# Aim
Copy each line in which the string "first" occurs.

Entries from a dataset
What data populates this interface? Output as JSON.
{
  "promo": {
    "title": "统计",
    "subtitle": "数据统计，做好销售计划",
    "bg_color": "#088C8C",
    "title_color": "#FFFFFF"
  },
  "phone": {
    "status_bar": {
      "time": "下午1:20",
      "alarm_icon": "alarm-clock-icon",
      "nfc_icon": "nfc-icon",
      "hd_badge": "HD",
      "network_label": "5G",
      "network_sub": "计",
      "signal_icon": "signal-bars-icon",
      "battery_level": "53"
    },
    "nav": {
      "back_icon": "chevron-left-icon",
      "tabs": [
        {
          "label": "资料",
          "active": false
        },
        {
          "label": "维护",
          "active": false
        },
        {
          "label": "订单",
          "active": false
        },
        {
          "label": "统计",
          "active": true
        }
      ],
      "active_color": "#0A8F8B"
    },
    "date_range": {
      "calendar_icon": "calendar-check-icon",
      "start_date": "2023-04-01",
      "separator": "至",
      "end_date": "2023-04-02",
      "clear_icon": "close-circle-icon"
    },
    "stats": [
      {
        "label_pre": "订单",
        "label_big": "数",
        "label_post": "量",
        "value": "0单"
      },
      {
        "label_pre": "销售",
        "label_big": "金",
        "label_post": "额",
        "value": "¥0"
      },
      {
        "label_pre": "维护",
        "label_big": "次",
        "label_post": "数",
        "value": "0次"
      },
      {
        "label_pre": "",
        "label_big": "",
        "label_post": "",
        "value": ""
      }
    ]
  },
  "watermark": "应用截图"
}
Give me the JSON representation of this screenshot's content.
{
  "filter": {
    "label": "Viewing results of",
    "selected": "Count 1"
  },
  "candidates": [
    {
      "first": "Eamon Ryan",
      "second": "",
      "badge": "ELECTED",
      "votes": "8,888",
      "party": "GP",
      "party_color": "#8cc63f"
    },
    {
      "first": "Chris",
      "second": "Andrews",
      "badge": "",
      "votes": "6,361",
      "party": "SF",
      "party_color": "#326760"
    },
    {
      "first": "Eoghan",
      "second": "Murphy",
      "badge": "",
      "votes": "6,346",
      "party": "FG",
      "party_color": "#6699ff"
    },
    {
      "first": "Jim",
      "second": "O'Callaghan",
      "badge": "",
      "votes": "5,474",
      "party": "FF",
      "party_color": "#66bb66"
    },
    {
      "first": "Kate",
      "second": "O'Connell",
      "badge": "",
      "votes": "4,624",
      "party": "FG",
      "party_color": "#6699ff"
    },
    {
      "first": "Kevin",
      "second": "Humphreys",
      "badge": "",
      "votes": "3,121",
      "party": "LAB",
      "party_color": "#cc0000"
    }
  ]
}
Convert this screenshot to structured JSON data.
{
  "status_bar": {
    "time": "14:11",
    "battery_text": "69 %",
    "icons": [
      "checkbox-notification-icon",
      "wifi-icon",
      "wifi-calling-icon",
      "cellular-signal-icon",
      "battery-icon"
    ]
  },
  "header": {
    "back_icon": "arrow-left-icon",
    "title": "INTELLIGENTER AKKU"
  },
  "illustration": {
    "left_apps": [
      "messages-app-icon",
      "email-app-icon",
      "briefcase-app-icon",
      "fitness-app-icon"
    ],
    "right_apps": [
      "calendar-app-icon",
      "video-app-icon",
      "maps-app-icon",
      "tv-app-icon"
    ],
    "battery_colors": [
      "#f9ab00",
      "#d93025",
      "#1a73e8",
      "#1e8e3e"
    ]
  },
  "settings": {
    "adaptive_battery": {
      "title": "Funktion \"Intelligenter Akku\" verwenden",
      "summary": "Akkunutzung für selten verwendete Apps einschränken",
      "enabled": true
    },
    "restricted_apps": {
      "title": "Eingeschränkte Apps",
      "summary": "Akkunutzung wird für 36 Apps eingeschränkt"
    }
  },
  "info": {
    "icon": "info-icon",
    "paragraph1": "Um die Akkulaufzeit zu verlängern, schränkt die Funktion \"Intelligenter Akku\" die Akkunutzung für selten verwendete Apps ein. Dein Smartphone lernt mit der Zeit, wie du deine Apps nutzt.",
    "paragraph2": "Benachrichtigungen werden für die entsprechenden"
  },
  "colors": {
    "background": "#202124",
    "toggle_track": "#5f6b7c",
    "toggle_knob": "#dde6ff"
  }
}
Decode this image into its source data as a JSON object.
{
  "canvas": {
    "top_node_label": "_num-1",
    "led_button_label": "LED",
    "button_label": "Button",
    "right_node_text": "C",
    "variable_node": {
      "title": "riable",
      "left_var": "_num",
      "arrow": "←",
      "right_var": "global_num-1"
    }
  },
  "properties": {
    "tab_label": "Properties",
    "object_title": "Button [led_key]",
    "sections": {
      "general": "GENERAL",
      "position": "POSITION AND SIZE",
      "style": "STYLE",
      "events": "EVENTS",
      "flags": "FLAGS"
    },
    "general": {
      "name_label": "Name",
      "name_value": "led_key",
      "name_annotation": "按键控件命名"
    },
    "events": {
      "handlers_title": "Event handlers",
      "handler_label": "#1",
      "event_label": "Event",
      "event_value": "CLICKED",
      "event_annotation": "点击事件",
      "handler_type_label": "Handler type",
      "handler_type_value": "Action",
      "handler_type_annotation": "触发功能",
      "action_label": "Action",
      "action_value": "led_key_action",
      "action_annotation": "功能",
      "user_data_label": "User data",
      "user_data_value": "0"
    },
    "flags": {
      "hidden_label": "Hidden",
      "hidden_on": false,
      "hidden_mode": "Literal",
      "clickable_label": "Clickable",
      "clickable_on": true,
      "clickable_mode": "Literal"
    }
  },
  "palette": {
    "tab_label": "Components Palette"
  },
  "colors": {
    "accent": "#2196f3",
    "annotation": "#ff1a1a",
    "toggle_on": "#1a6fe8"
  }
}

# Output of the task
      "first": "Eamon Ryan",
      "first": "Chris",
      "first": "Eoghan",
      "first": "Jim",
      "first": "Kate",
      "first": "Kevin",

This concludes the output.